┌─ DATA EXCERPTS
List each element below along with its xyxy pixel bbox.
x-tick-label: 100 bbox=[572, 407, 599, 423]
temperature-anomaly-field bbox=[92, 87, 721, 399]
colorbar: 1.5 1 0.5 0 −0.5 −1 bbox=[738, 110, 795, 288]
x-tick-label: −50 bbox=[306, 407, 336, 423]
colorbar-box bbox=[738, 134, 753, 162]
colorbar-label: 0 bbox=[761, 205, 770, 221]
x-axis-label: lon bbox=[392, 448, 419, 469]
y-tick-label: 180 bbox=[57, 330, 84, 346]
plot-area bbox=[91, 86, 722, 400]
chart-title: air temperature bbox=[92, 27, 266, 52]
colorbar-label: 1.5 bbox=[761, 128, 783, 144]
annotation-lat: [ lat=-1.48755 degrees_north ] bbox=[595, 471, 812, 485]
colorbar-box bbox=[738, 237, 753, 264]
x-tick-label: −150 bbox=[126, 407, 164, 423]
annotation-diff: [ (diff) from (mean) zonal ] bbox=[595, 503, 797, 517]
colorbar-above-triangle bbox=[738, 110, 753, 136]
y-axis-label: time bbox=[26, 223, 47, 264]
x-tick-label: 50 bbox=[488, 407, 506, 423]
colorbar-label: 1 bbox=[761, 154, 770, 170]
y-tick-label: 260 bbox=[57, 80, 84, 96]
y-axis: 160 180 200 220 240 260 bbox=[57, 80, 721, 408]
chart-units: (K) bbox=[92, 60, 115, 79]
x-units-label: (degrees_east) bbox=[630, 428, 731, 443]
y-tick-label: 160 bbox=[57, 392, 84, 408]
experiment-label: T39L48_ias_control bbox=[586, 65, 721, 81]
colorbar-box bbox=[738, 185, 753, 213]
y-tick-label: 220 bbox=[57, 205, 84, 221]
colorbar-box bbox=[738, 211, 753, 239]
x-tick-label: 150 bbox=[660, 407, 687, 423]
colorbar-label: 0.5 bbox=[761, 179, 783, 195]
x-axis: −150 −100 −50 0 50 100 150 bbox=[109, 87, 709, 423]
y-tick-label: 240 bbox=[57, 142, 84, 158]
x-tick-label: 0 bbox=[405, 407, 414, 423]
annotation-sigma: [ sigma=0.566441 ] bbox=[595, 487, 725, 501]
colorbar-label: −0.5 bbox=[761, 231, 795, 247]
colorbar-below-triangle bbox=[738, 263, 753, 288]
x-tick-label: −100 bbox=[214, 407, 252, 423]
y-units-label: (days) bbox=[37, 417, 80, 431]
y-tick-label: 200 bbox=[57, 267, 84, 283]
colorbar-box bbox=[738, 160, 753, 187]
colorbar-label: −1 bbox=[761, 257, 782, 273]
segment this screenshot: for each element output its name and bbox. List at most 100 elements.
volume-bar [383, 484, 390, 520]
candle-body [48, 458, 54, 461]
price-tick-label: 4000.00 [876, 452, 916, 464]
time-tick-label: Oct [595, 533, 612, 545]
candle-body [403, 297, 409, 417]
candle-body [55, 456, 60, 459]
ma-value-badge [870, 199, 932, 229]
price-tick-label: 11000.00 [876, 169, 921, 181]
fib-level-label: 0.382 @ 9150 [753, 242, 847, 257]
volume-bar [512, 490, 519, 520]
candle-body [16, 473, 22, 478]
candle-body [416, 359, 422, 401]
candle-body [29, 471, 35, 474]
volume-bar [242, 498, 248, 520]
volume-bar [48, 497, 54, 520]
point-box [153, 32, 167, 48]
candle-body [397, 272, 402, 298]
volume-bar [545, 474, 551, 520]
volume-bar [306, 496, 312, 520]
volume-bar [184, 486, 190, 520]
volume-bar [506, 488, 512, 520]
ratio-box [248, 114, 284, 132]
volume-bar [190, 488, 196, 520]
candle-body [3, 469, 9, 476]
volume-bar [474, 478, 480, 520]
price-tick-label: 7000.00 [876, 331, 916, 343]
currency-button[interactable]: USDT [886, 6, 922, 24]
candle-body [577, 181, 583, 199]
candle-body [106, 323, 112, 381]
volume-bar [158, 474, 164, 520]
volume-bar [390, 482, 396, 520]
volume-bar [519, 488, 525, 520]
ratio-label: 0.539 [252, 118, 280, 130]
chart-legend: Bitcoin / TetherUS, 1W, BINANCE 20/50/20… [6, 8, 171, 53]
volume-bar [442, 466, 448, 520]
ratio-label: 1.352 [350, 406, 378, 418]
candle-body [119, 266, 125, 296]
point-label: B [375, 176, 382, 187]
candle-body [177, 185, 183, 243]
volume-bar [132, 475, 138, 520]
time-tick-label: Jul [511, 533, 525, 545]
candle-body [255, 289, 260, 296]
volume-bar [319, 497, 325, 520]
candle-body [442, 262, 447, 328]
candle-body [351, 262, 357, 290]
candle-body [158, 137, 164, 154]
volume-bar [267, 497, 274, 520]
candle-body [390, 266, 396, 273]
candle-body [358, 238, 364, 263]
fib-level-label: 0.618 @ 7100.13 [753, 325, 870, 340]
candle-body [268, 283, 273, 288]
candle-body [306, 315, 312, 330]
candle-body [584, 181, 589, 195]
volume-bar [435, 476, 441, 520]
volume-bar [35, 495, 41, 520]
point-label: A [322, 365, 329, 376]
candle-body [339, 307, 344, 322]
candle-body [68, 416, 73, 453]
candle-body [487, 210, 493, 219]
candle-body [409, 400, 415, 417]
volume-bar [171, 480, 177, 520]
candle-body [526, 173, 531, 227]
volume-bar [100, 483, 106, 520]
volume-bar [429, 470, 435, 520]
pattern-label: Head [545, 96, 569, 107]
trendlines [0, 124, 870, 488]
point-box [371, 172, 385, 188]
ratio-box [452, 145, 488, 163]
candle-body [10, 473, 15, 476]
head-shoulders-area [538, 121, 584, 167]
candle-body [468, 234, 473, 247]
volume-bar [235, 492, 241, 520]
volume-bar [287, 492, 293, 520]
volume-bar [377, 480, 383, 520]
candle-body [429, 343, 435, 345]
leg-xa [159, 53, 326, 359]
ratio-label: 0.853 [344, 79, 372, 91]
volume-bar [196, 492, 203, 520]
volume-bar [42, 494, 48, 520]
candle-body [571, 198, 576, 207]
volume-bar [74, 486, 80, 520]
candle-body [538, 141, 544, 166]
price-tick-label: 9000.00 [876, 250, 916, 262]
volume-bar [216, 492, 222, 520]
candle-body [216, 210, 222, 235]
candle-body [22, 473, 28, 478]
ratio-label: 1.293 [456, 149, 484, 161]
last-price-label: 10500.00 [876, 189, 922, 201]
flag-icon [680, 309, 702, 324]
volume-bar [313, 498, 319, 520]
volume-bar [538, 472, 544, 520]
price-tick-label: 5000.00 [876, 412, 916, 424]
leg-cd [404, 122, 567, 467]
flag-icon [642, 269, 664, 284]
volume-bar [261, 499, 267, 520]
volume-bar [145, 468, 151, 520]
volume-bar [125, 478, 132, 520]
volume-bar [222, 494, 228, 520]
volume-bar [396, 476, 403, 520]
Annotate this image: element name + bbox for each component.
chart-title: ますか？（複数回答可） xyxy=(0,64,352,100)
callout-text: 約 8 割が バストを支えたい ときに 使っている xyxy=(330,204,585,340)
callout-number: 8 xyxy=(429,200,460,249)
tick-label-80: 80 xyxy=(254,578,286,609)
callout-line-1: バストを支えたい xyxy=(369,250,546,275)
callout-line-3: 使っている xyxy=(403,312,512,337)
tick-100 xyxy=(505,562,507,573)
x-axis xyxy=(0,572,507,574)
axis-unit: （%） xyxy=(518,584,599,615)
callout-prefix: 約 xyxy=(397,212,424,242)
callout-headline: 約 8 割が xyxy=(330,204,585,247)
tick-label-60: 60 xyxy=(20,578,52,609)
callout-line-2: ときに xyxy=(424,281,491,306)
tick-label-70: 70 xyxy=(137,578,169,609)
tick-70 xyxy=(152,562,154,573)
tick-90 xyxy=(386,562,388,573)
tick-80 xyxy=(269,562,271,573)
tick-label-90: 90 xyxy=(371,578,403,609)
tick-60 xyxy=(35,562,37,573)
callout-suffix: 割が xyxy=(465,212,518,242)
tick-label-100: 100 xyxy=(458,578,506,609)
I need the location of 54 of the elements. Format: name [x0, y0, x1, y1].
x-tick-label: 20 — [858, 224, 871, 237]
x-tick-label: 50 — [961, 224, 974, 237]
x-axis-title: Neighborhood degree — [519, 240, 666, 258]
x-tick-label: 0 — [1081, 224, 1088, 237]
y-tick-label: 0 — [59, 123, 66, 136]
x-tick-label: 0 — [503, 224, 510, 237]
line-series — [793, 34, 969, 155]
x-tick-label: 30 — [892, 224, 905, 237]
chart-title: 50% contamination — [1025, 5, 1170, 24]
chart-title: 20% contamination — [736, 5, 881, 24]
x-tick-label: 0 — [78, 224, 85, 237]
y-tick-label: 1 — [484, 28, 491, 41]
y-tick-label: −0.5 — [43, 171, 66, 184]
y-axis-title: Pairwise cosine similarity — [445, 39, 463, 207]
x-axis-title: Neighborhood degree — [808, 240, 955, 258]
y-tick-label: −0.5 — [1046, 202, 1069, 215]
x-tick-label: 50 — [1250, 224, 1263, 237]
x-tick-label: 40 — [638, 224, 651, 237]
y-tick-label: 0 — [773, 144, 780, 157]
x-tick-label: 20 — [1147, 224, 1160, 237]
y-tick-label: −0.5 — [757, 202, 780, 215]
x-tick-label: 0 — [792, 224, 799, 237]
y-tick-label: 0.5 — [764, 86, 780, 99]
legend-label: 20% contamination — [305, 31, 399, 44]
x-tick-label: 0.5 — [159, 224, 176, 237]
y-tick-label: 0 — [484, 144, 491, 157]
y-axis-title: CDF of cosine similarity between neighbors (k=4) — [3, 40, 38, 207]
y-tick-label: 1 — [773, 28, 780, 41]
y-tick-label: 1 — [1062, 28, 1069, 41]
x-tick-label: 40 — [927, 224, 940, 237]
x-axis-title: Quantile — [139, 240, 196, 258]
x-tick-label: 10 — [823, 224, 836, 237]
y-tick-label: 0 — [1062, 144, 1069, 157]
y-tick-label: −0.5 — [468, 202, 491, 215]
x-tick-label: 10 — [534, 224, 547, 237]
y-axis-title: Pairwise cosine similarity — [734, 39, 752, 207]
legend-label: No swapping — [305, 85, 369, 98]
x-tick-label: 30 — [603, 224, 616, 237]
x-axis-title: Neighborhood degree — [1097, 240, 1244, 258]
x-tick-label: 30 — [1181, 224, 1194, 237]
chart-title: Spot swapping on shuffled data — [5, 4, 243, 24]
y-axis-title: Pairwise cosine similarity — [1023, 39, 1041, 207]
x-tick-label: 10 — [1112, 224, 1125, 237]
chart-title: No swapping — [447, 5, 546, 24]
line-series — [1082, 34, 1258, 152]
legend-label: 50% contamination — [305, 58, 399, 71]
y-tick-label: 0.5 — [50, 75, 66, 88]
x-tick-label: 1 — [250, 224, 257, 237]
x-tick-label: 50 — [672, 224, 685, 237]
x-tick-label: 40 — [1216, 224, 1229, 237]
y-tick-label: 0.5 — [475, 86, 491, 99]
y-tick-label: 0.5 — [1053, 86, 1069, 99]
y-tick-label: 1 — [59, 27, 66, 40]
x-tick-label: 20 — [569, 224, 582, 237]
└─
§ **JOB**: Please copy the records from the first line up to and including the line with "colorbar-label: 0 bbox=[761, 205, 770, 221]", changing "x-tick-label" to "x-tick" and leaving everything else as it is.

§ **ANSWER TO THE EXERCISE**:
List each element below along with its xyxy pixel bbox.
x-tick: 100 bbox=[572, 407, 599, 423]
temperature-anomaly-field bbox=[92, 87, 721, 399]
colorbar: 1.5 1 0.5 0 −0.5 −1 bbox=[738, 110, 795, 288]
x-tick: −50 bbox=[306, 407, 336, 423]
colorbar-box bbox=[738, 134, 753, 162]
colorbar-label: 0 bbox=[761, 205, 770, 221]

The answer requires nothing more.